Em vez de apostar na reposição dos hormônios em queda, o novo medicamento age de forma cirúrgica bloqueando os receptores da neurocinina B localizados nos neurônios. Essa barreira impede que o circuito cerebral seja hiperativado sem necessidade, devolvendo a estabilidade e a calmaria para a percepção térmica do corpo. O resultado prático desse mecanismo de alta tecnologia é uma redução drástica tanto na frequência quanto na intensidade das incômodas crises de calor.
Até o momento, a terapia de reposição hormonal figurava como a única saída verdadeiramente eficaz e padronizada para combater as disfunções térmicas da menopausa. Essa realidade limitava as escolhas de milhares de mulheres que ficavam desassistidas por incompatibilidades de saúde ou por preferência pessoal de evitar a ingestão de hormônios sintéticos. Com o avanço da ciência farmacêutica, o paradigma muda e coloca a autonomia feminina em primeiro lugar na hora de escolher como cuidar do próprio corpo.

= = = =

• _Descrição da tarefa_:
Por favor, continue o texto sobre o novo medicamento para as crises de calor da menopausa a partir da última frase apresentada.

• _Registros fornecidos_:
= = = =

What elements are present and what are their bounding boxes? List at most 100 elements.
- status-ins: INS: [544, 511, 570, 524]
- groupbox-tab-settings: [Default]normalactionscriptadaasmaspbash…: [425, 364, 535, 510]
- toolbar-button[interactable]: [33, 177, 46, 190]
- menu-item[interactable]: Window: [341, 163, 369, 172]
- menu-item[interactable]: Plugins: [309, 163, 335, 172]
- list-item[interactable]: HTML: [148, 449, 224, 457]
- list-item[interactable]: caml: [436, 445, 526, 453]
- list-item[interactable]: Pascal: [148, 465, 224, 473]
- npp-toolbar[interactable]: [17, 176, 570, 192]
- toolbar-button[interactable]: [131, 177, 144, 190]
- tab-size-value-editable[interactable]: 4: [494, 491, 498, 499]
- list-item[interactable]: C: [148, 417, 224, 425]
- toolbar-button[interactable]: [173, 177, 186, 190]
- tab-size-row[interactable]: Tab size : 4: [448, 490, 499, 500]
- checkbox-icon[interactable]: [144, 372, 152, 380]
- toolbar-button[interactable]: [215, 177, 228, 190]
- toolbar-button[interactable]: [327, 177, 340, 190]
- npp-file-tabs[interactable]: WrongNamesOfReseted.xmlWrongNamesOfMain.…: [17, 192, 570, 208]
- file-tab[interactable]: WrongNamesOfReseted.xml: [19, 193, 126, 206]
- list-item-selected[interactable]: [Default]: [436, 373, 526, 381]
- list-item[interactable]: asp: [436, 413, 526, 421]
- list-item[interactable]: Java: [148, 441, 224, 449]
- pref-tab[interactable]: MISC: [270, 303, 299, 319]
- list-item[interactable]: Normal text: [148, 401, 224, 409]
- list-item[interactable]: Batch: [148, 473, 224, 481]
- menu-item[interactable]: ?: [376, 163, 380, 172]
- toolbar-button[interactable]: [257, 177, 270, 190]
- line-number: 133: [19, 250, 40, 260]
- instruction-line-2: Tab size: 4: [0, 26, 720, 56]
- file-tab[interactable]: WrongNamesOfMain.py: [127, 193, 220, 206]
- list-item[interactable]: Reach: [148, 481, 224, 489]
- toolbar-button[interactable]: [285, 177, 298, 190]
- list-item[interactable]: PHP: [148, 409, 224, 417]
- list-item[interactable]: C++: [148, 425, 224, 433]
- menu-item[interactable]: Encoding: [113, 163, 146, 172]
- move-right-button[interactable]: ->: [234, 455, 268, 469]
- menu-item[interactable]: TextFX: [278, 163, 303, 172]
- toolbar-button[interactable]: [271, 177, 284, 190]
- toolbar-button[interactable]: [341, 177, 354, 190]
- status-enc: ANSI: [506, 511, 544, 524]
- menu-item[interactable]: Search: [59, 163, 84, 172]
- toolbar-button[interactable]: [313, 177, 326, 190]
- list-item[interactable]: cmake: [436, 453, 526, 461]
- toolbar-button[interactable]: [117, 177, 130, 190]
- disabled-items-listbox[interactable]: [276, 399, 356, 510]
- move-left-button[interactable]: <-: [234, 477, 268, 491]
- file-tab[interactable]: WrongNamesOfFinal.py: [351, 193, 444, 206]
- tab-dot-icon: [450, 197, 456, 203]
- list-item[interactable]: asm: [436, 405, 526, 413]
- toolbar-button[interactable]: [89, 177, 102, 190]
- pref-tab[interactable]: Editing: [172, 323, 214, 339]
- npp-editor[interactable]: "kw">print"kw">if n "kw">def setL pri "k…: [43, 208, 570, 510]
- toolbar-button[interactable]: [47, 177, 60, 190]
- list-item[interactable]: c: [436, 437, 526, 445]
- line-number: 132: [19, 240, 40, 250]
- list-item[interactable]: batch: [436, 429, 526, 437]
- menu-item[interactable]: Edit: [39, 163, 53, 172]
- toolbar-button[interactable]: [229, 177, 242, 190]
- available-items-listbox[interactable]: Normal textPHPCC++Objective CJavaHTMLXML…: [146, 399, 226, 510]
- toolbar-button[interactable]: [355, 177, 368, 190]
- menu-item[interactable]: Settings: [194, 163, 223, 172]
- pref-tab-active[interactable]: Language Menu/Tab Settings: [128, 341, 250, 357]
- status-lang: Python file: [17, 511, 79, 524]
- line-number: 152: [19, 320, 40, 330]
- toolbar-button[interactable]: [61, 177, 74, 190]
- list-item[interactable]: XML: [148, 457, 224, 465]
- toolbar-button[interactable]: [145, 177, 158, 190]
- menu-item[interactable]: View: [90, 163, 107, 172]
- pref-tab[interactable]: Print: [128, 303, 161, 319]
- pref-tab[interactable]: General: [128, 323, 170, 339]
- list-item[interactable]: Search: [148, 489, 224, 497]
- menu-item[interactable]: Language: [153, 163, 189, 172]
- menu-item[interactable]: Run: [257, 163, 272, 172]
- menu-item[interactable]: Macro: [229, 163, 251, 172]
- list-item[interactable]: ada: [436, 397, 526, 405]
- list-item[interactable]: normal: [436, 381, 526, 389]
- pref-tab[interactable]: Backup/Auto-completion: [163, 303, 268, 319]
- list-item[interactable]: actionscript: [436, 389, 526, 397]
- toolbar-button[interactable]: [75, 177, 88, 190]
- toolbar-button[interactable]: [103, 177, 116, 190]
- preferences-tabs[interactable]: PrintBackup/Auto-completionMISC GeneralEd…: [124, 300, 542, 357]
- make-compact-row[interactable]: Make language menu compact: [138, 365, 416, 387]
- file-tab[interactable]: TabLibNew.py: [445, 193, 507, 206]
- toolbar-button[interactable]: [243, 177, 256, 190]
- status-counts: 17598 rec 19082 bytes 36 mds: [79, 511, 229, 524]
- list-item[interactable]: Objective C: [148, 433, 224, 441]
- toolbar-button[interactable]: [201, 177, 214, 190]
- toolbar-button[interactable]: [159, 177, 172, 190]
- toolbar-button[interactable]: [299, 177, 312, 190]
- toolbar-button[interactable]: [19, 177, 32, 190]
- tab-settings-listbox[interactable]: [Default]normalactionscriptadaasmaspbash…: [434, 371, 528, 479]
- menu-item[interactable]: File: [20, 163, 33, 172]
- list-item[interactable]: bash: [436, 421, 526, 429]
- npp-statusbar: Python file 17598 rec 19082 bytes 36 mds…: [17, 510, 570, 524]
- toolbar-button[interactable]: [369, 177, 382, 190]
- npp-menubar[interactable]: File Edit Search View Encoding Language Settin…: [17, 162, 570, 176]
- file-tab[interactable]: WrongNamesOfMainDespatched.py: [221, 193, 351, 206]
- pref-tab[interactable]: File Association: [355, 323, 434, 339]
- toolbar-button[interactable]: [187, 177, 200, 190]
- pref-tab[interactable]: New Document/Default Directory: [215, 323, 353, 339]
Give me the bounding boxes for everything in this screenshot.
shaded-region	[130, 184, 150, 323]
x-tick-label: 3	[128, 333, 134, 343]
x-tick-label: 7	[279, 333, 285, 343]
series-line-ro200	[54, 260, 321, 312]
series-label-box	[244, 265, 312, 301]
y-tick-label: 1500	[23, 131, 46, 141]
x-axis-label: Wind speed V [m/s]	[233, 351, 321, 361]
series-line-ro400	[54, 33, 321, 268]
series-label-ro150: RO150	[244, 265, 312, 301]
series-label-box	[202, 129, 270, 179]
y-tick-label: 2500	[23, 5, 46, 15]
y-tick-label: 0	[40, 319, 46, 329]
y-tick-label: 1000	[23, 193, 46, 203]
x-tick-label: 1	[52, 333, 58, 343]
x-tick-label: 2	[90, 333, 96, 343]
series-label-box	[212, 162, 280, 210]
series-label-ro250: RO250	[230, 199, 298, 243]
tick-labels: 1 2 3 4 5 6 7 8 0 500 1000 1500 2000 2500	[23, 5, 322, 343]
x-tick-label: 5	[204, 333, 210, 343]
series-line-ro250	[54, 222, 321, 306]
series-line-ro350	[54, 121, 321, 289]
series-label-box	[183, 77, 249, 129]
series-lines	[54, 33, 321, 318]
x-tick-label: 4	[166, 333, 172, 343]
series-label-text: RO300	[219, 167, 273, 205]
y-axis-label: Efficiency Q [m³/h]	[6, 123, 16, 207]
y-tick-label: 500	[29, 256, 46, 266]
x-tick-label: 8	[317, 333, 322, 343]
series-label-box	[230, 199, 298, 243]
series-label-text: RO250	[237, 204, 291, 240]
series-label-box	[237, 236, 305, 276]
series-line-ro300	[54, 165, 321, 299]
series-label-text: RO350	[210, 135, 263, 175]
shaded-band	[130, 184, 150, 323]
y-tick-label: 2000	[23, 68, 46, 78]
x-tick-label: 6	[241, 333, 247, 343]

= = = =

• _Resposta da tarefa_:
Mesmo sem um prazo definido para o encerramento da fase de precificação na CMED, a chegada da nova pílula ao portfólio médico brasileiro já acende um debate essencial sobre inovação e acessibilidade em saúde. A expectativa agora gira em torno da rapidez dos trâmites burocráticos para que o comprimido chegue às prateleiras e transforme o gerenciamento do bem-estar feminino em uma experiência muito mais leve, moderna e descomplicada.